→ **Set problem**
Please list all lines of the material below in which the string "intempeſtiva" occurs.

** Begin Records for this exercise **

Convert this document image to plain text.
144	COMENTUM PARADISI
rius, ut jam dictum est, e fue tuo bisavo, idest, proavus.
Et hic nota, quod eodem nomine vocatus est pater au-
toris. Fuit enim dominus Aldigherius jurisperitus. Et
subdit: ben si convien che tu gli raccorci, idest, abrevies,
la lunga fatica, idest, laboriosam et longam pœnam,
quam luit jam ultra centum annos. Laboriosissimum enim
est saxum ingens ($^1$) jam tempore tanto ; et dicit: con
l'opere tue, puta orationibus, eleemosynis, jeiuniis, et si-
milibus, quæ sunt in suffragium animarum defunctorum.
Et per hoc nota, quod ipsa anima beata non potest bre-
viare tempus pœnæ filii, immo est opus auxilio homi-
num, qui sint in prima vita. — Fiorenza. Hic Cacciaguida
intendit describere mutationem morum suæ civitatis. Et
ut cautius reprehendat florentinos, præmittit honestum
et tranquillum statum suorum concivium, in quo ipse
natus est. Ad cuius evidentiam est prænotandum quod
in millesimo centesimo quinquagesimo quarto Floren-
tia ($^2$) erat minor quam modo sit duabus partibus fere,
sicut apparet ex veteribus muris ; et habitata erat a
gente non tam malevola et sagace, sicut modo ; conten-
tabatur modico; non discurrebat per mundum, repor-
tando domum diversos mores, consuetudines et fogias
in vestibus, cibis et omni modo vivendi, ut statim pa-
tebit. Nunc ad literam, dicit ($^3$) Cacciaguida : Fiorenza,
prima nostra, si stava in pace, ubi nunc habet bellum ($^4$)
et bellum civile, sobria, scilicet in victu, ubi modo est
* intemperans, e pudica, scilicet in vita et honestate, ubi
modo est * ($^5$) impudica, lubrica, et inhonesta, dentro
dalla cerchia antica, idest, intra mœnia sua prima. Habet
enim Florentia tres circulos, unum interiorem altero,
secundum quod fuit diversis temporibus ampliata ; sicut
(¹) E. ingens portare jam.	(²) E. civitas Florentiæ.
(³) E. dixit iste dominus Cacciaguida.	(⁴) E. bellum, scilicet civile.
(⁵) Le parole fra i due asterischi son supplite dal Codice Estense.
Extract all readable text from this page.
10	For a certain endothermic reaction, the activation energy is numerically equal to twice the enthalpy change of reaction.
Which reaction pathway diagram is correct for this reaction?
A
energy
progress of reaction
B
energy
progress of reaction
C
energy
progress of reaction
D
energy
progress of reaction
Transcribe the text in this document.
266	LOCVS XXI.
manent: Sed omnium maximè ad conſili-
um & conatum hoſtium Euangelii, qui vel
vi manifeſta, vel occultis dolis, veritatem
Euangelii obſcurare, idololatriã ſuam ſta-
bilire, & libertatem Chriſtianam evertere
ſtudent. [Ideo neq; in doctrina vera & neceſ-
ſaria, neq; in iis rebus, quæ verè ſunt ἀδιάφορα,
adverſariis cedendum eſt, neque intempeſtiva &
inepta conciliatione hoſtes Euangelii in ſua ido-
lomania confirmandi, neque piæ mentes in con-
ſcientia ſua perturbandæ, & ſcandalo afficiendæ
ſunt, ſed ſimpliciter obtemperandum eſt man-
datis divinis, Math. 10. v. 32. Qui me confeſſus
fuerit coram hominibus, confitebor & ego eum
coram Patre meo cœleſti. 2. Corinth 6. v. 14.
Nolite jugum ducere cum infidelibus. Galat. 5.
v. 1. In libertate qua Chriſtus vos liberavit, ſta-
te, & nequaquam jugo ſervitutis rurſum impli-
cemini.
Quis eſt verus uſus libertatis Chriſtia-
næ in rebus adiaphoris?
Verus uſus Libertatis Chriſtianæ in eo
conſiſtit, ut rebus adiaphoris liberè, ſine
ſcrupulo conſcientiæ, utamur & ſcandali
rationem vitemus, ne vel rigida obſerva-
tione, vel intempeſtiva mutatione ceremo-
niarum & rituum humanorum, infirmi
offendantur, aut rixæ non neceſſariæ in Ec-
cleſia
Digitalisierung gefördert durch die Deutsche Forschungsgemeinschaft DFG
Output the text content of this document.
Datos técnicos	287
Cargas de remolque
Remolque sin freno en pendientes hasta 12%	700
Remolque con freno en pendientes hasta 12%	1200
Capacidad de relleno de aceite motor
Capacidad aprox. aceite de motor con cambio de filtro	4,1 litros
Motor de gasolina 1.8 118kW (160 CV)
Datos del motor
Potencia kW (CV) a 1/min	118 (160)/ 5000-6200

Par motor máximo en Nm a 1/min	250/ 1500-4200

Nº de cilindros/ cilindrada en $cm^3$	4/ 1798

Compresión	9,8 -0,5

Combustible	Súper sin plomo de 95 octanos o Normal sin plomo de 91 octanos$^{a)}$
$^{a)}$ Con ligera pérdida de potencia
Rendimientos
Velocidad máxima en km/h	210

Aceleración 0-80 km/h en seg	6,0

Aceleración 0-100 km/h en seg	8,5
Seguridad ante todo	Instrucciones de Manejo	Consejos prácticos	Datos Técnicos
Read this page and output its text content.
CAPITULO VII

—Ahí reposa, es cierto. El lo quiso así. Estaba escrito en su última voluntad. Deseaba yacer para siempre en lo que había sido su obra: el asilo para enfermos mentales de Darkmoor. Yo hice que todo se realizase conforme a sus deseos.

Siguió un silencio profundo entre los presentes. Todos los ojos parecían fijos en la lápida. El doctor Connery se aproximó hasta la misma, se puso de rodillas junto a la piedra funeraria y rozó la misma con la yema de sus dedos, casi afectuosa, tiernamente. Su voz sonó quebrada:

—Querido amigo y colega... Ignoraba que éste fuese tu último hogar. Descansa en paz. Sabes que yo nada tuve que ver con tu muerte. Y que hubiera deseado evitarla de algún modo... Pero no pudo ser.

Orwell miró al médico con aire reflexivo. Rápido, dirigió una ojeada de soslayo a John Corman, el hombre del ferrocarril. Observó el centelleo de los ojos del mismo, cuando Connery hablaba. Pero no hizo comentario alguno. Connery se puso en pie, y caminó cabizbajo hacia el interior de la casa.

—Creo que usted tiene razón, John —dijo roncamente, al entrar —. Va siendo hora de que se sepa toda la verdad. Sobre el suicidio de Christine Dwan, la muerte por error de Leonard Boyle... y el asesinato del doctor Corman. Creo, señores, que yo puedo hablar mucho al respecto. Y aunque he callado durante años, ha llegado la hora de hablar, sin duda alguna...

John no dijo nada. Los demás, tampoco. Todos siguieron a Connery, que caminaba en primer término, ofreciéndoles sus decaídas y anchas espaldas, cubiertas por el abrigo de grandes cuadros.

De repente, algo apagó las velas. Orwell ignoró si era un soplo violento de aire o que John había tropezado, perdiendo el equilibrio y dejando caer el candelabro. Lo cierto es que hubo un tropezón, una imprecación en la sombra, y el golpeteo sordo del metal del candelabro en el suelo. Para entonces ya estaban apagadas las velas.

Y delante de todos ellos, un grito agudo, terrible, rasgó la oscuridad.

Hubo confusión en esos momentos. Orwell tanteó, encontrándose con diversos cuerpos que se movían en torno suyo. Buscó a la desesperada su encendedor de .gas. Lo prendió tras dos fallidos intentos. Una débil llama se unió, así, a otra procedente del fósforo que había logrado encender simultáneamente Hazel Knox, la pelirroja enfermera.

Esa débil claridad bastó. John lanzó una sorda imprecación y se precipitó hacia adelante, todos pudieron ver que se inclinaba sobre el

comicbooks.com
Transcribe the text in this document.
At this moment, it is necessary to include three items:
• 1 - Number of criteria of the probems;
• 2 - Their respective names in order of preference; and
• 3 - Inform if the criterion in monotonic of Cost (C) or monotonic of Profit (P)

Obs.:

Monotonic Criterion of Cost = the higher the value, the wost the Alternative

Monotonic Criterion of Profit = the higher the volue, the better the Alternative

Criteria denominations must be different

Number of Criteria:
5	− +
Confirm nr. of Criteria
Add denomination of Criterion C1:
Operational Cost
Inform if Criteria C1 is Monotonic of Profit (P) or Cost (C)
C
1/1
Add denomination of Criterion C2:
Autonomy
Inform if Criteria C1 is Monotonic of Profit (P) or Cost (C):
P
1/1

** End Records for this exercise **

→ **Output**
adverſariis cedendum eſt, neque intempeſtiva &
tione, vel intempeſtiva mutatione ceremo-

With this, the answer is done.